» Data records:
******************************
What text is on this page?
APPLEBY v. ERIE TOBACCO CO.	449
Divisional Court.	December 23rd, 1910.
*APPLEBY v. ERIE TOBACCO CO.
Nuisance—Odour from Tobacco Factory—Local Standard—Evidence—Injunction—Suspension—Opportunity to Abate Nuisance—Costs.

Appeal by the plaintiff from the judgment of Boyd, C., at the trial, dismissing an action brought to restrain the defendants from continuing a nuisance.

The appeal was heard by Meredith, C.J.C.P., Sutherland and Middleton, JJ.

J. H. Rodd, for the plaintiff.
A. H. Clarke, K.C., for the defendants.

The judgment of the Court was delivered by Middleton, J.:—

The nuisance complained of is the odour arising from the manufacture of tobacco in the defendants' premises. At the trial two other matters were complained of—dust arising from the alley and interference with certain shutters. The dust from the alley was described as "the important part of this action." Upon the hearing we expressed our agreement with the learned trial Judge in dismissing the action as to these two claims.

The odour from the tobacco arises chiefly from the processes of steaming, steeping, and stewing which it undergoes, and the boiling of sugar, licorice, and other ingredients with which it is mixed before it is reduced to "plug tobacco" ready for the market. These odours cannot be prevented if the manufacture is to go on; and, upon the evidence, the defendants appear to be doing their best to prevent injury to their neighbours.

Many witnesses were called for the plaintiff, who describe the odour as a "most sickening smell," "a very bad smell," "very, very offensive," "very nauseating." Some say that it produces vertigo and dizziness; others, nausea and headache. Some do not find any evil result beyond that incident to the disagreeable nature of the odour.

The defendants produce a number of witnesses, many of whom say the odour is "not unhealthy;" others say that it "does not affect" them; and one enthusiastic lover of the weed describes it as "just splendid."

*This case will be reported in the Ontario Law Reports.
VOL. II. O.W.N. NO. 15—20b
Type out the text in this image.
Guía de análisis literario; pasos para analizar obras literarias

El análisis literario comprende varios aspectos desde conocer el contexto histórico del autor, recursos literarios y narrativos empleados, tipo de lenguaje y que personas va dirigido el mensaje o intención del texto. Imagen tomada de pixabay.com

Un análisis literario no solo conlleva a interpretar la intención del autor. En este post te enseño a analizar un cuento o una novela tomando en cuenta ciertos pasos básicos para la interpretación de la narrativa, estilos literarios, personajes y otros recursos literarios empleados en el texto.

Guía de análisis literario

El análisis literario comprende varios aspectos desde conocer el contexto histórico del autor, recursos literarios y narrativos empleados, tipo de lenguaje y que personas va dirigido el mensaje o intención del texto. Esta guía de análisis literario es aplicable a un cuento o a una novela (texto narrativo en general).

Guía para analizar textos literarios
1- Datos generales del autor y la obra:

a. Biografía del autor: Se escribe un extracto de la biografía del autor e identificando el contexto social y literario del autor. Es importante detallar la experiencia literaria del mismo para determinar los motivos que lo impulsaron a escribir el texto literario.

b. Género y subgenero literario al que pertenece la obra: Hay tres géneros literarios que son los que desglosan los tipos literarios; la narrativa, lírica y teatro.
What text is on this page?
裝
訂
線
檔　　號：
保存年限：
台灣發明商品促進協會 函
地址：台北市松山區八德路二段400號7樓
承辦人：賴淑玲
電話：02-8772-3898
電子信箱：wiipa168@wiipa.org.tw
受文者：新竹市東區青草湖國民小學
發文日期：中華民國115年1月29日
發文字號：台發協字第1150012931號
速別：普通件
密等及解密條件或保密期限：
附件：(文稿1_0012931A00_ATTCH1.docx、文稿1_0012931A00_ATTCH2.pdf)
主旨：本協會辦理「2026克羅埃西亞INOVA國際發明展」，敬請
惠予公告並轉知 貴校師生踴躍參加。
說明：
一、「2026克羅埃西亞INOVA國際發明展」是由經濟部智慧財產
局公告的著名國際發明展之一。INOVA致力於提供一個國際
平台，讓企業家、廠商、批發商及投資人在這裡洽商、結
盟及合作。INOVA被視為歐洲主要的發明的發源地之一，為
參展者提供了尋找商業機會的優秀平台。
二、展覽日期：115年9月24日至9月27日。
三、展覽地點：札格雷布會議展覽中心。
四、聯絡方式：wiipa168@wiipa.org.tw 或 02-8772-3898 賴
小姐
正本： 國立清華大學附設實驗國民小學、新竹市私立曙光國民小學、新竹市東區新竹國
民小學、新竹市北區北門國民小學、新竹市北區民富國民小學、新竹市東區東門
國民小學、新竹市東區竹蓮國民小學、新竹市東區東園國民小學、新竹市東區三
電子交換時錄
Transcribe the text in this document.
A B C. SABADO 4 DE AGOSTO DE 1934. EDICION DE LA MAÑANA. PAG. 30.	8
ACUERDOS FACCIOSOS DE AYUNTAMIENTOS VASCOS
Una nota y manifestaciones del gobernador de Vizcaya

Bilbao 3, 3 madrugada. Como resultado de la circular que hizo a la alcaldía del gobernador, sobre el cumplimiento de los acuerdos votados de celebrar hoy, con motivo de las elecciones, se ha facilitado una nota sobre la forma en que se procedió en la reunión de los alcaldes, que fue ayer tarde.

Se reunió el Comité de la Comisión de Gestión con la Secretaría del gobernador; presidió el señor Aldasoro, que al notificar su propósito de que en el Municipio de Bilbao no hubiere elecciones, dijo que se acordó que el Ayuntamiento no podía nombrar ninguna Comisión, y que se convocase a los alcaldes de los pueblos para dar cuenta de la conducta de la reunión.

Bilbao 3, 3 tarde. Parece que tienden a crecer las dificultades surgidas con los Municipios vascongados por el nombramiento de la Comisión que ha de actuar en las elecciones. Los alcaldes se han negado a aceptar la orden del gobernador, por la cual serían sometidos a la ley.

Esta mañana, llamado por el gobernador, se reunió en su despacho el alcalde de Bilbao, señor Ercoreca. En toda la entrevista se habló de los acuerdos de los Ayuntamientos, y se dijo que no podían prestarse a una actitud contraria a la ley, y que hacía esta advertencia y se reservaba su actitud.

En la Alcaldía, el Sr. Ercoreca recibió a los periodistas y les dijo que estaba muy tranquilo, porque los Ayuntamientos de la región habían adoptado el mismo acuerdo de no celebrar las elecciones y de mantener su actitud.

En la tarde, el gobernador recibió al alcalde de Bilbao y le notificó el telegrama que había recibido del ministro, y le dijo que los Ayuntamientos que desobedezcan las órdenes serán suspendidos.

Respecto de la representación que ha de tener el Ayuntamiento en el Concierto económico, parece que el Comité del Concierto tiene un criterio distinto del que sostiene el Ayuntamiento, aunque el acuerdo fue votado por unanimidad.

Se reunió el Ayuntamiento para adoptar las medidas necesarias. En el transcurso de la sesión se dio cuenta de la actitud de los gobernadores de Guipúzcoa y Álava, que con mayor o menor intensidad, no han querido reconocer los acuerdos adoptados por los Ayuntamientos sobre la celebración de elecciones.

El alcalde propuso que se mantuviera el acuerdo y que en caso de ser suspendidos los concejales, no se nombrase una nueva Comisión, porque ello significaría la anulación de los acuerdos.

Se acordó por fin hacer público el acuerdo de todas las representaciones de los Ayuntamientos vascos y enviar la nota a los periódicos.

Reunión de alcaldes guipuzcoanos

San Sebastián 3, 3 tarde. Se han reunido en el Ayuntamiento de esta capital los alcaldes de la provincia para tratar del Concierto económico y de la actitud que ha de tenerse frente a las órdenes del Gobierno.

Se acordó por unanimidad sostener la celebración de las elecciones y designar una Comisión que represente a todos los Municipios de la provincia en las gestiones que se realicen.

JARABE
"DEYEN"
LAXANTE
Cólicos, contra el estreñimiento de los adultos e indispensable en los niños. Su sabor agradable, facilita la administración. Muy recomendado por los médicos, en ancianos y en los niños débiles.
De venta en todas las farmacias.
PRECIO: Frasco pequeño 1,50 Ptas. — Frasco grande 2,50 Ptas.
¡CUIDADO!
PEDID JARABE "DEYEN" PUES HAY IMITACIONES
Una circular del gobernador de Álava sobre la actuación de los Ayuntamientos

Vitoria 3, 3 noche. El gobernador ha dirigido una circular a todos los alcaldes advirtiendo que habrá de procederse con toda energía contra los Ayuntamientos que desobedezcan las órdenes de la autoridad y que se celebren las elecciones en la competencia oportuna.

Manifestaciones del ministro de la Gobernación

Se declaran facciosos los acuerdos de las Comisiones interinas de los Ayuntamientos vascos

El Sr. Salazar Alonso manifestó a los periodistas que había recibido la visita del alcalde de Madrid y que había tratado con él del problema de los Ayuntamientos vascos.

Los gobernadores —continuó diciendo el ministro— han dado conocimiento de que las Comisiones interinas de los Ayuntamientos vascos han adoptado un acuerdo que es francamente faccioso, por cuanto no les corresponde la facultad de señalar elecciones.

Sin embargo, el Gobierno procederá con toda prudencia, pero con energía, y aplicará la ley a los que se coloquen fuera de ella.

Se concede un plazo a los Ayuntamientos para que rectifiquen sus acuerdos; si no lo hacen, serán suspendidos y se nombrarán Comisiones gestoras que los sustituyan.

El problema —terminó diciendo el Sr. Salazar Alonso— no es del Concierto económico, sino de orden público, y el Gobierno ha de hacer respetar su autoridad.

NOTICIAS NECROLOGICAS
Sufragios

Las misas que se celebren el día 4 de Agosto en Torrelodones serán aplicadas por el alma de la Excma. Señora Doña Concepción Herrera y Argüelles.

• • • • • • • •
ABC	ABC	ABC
******************************
» Given instruction:
Tally the lines of the material above that contain the word "unanimidad" and report the total alone.

» Answer for the task:
2